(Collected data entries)
—————
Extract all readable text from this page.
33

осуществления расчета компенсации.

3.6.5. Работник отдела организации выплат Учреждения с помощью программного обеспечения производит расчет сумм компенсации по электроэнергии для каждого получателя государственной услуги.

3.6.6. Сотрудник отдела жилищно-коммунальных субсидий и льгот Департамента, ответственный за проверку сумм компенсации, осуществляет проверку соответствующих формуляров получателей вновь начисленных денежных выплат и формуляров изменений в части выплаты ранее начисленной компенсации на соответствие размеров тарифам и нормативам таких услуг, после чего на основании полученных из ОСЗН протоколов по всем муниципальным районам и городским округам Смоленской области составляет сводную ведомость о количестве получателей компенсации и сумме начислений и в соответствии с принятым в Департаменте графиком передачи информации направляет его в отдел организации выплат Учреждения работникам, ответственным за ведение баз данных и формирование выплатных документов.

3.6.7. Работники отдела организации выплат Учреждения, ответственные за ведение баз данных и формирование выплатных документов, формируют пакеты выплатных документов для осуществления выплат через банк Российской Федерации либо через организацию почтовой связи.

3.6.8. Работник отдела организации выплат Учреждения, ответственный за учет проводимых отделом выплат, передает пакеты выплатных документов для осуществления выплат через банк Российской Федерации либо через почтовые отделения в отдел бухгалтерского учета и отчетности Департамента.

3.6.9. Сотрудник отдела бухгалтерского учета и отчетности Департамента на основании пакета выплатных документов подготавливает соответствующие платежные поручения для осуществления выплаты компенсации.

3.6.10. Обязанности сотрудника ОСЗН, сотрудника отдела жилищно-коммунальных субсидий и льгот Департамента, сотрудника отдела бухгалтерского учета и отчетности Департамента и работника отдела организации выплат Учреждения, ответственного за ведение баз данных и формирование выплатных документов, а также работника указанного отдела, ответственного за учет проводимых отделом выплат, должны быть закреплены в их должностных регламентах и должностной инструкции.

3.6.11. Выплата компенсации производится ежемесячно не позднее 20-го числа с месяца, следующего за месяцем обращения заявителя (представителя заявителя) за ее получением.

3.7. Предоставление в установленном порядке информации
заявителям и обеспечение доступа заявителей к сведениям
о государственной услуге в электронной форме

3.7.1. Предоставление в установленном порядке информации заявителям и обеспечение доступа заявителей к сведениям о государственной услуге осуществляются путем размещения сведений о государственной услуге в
—————
> Exercise objective
Output the records above in their entirety, exactly.

> Response
Extract all readable text from this page.
33

осуществления расчета компенсации.

3.6.5. Работник отдела организации выплат Учреждения с помощью программного обеспечения производит расчет сумм компенсации по электроэнергии для каждого получателя государственной услуги.

3.6.6. Сотрудник отдела жилищно-коммунальных субсидий и льгот Департамента, ответственный за проверку сумм компенсации, осуществляет проверку соответствующих формуляров получателей вновь начисленных денежных выплат и формуляров изменений в части выплаты ранее начисленной компенсации на соответствие размеров тарифам и нормативам таких услуг, после чего на основании полученных из ОСЗН протоколов по всем муниципальным районам и городским округам Смоленской области составляет сводную ведомость о количестве получателей компенсации и сумме начислений и в соответствии с принятым в Департаменте графиком передачи информации направляет его в отдел организации выплат Учреждения работникам, ответственным за ведение баз данных и формирование выплатных документов.

3.6.7. Работники отдела организации выплат Учреждения, ответственные за ведение баз данных и формирование выплатных документов, формируют пакеты выплатных документов для осуществления выплат через банк Российской Федерации либо через организацию почтовой связи.

3.6.8. Работник отдела организации выплат Учреждения, ответственный за учет проводимых отделом выплат, передает пакеты выплатных документов для осуществления выплат через банк Российской Федерации либо через почтовые отделения в отдел бухгалтерского учета и отчетности Департамента.

3.6.9. Сотрудник отдела бухгалтерского учета и отчетности Департамента на основании пакета выплатных документов подготавливает соответствующие платежные поручения для осуществления выплаты компенсации.

3.6.10. Обязанности сотрудника ОСЗН, сотрудника отдела жилищно-коммунальных субсидий и льгот Департамента, сотрудника отдела бухгалтерского учета и отчетности Департамента и работника отдела организации выплат Учреждения, ответственного за ведение баз данных и формирование выплатных документов, а также работника указанного отдела, ответственного за учет проводимых отделом выплат, должны быть закреплены в их должностных регламентах и должностной инструкции.

3.6.11. Выплата компенсации производится ежемесячно не позднее 20-го числа с месяца, следующего за месяцем обращения заявителя (представителя заявителя) за ее получением.

3.7. Предоставление в установленном порядке информации
заявителям и обеспечение доступа заявителей к сведениям
о государственной услуге в электронной форме

3.7.1. Предоставление в установленном порядке информации заявителям и обеспечение доступа заявителей к сведениям о государственной услуге осуществляются путем размещения сведений о государственной услуге в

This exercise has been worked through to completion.